* **Material shown**:
-- BEGIN --
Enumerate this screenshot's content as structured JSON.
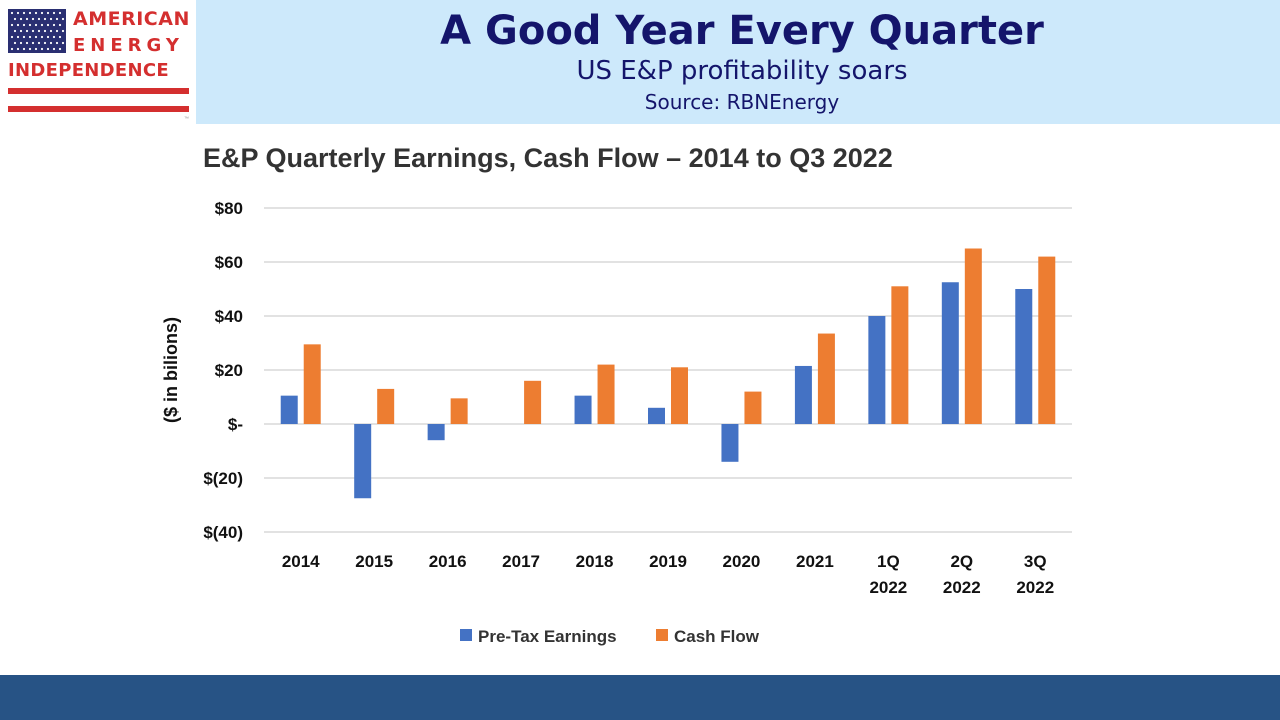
{
  "header": {
    "logo": {
      "line1": "AMERICAN",
      "line2": "ENERGY",
      "line3": "INDEPENDENCE"
    },
    "title": "A Good Year Every Quarter",
    "subtitle": "US E&P profitability soars",
    "source": "Source: RBNEnergy"
  },
  "colors": {
    "header_bg": "#cde9fb",
    "title_text": "#14156b",
    "footer_bar": "#275385",
    "series_earnings": "#4472c4",
    "series_cashflow": "#ed7d31"
  },
  "chart_data": {
    "type": "bar",
    "title": "E&P Quarterly Earnings, Cash Flow – 2014 to Q3 2022",
    "ylabel": "($ in bilions)",
    "xlabel": "",
    "ylim": [
      -40,
      80
    ],
    "yticks": [
      80,
      60,
      40,
      20,
      0,
      -20,
      -40
    ],
    "ytick_labels": [
      "$80",
      "$60",
      "$40",
      "$20",
      "$-",
      "$(20)",
      "$(40)"
    ],
    "categories": [
      [
        "2014"
      ],
      [
        "2015"
      ],
      [
        "2016"
      ],
      [
        "2017"
      ],
      [
        "2018"
      ],
      [
        "2019"
      ],
      [
        "2020"
      ],
      [
        "2021"
      ],
      [
        "1Q",
        "2022"
      ],
      [
        "2Q",
        "2022"
      ],
      [
        "3Q",
        "2022"
      ]
    ],
    "series": [
      {
        "name": "Pre-Tax Earnings",
        "color": "#4472c4",
        "values": [
          10.5,
          -27.5,
          -6,
          0,
          10.5,
          6,
          -14,
          21.5,
          40,
          52.5,
          50
        ]
      },
      {
        "name": "Cash Flow",
        "color": "#ed7d31",
        "values": [
          29.5,
          13,
          9.5,
          16,
          22,
          21,
          12,
          33.5,
          51,
          65,
          62
        ]
      }
    ],
    "grid": true,
    "legend": "bottom"
  }
}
-- END --
* **Stated goal**:
Drop the images and quote the entries word for word.

* **The response**:
Enumerate this screenshot's content as structured JSON.
{
  "header": {
    "logo": {
      "line1": "AMERICAN",
      "line2": "ENERGY",
      "line3": "INDEPENDENCE"
    },
    "title": "A Good Year Every Quarter",
    "subtitle": "US E&P profitability soars",
    "source": "Source: RBNEnergy"
  },
  "colors": {
    "header_bg": "#cde9fb",
    "title_text": "#14156b",
    "footer_bar": "#275385",
    "series_earnings": "#4472c4",
    "series_cashflow": "#ed7d31"
  },
  "chart_data": {
    "type": "bar",
    "title": "E&P Quarterly Earnings, Cash Flow – 2014 to Q3 2022",
    "ylabel": "($ in bilions)",
    "xlabel": "",
    "ylim": [
      -40,
      80
    ],
    "yticks": [
      80,
      60,
      40,
      20,
      0,
      -20,
      -40
    ],
    "ytick_labels": [
      "$80",
      "$60",
      "$40",
      "$20",
      "$-",
      "$(20)",
      "$(40)"
    ],
    "categories": [
      [
        "2014"
      ],
      [
        "2015"
      ],
      [
        "2016"
      ],
      [
        "2017"
      ],
      [
        "2018"
      ],
      [
        "2019"
      ],
      [
        "2020"
      ],
      [
        "2021"
      ],
      [
        "1Q",
        "2022"
      ],
      [
        "2Q",
        "2022"
      ],
      [
        "3Q",
        "2022"
      ]
    ],
    "series": [
      {
        "name": "Pre-Tax Earnings",
        "color": "#4472c4",
        "values": [
          10.5,
          -27.5,
          -6,
          0,
          10.5,
          6,
          -14,
          21.5,
          40,
          52.5,
          50
        ]
      },
      {
        "name": "Cash Flow",
        "color": "#ed7d31",
        "values": [
          29.5,
          13,
          9.5,
          16,
          22,
          21,
          12,
          33.5,
          51,
          65,
          62
        ]
      }
    ],
    "grid": true,
    "legend": "bottom"
  }
}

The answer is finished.